▸ CHALLENGE: Check each line of the entries below for the string "CiteSeerX"; copy every line where it appears.

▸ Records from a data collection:
==*==

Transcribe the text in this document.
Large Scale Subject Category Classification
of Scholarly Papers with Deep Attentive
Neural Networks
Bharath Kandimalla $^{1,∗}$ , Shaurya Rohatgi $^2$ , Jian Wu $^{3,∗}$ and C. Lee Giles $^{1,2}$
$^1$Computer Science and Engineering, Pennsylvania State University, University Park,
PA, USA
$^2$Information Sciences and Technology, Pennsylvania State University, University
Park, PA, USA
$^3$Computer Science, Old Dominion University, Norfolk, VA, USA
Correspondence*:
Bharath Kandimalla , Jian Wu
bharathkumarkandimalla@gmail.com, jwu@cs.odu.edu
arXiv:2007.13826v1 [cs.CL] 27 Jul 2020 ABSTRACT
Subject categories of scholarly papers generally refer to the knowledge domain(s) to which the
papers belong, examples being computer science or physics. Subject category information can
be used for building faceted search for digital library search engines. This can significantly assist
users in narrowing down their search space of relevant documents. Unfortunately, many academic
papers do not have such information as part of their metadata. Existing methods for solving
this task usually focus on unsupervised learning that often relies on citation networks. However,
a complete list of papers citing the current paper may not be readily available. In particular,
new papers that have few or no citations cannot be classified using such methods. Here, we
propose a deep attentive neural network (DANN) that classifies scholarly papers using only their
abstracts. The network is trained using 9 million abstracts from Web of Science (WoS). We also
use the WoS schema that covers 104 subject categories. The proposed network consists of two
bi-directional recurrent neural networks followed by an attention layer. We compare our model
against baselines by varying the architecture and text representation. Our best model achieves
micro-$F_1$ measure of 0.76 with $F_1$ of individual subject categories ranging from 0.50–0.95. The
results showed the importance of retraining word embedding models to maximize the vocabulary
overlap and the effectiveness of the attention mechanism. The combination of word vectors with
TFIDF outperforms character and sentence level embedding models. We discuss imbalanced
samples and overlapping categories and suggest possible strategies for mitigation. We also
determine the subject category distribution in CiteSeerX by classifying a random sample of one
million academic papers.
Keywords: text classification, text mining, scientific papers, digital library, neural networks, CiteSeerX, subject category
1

==*==

▸ COMPLETE RESPONSE:
determine the subject category distribution in CiteSeerX by classifying a random sample of one
Keywords: text classification, text mining, scientific papers, digital library, neural networks, CiteSeerX, subject category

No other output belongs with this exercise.